| Data supplied |
============
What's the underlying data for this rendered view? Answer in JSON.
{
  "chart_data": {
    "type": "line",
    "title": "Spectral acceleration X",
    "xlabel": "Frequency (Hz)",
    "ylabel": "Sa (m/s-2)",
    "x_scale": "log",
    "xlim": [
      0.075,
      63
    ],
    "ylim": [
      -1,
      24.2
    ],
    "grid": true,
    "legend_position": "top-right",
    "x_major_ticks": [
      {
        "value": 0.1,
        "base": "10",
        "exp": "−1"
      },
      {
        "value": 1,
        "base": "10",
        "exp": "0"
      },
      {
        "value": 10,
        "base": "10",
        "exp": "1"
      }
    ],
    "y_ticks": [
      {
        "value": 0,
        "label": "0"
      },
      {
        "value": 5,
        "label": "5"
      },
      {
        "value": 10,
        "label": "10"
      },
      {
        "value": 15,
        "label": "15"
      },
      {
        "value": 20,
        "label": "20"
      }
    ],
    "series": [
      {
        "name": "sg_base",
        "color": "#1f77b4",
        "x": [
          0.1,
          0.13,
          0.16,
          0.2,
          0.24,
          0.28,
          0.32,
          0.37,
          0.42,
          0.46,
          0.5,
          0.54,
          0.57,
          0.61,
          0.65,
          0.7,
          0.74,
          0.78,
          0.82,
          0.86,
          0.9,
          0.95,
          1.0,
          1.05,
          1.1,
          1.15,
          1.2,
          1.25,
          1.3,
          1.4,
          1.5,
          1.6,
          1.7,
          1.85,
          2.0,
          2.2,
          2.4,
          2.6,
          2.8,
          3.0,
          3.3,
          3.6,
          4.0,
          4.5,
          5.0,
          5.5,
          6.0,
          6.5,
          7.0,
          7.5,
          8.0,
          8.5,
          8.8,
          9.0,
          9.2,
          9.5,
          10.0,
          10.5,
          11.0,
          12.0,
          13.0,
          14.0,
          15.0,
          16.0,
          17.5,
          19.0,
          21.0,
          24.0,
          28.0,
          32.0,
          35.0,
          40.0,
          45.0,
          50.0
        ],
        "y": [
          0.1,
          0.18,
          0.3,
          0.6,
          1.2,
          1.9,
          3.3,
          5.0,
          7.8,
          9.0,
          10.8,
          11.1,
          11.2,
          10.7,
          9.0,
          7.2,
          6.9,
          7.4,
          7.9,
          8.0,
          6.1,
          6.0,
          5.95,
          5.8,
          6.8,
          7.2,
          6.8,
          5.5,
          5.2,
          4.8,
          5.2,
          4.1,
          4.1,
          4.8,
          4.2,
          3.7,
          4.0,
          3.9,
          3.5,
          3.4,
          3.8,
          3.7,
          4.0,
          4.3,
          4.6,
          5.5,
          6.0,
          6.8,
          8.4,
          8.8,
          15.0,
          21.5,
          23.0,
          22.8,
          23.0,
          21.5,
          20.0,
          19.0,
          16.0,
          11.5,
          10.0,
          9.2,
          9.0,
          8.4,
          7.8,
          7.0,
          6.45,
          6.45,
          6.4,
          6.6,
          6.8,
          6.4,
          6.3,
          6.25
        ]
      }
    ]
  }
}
============
| Directions for this task |
Make an exact copy of the material above.

| Final answer |
What's the underlying data for this rendered view? Answer in JSON.
{
  "chart_data": {
    "type": "line",
    "title": "Spectral acceleration X",
    "xlabel": "Frequency (Hz)",
    "ylabel": "Sa (m/s-2)",
    "x_scale": "log",
    "xlim": [
      0.075,
      63
    ],
    "ylim": [
      -1,
      24.2
    ],
    "grid": true,
    "legend_position": "top-right",
    "x_major_ticks": [
      {
        "value": 0.1,
        "base": "10",
        "exp": "−1"
      },
      {
        "value": 1,
        "base": "10",
        "exp": "0"
      },
      {
        "value": 10,
        "base": "10",
        "exp": "1"
      }
    ],
    "y_ticks": [
      {
        "value": 0,
        "label": "0"
      },
      {
        "value": 5,
        "label": "5"
      },
      {
        "value": 10,
        "label": "10"
      },
      {
        "value": 15,
        "label": "15"
      },
      {
        "value": 20,
        "label": "20"
      }
    ],
    "series": [
      {
        "name": "sg_base",
        "color": "#1f77b4",
        "x": [
          0.1,
          0.13,
          0.16,
          0.2,
          0.24,
          0.28,
          0.32,
          0.37,
          0.42,
          0.46,
          0.5,
          0.54,
          0.57,
          0.61,
          0.65,
          0.7,
          0.74,
          0.78,
          0.82,
          0.86,
          0.9,
          0.95,
          1.0,
          1.05,
          1.1,
          1.15,
          1.2,
          1.25,
          1.3,
          1.4,
          1.5,
          1.6,
          1.7,
          1.85,
          2.0,
          2.2,
          2.4,
          2.6,
          2.8,
          3.0,
          3.3,
          3.6,
          4.0,
          4.5,
          5.0,
          5.5,
          6.0,
          6.5,
          7.0,
          7.5,
          8.0,
          8.5,
          8.8,
          9.0,
          9.2,
          9.5,
          10.0,
          10.5,
          11.0,
          12.0,
          13.0,
          14.0,
          15.0,
          16.0,
          17.5,
          19.0,
          21.0,
          24.0,
          28.0,
          32.0,
          35.0,
          40.0,
          45.0,
          50.0
        ],
        "y": [
          0.1,
          0.18,
          0.3,
          0.6,
          1.2,
          1.9,
          3.3,
          5.0,
          7.8,
          9.0,
          10.8,
          11.1,
          11.2,
          10.7,
          9.0,
          7.2,
          6.9,
          7.4,
          7.9,
          8.0,
          6.1,
          6.0,
          5.95,
          5.8,
          6.8,
          7.2,
          6.8,
          5.5,
          5.2,
          4.8,
          5.2,
          4.1,
          4.1,
          4.8,
          4.2,
          3.7,
          4.0,
          3.9,
          3.5,
          3.4,
          3.8,
          3.7,
          4.0,
          4.3,
          4.6,
          5.5,
          6.0,
          6.8,
          8.4,
          8.8,
          15.0,
          21.5,
          23.0,
          22.8,
          23.0,
          21.5,
          20.0,
          19.0,
          16.0,
          11.5,
          10.0,
          9.2,
          9.0,
          8.4,
          7.8,
          7.0,
          6.45,
          6.45,
          6.4,
          6.6,
          6.8,
          6.4,
          6.3,
          6.25
        ]
      }
    ]
  }
}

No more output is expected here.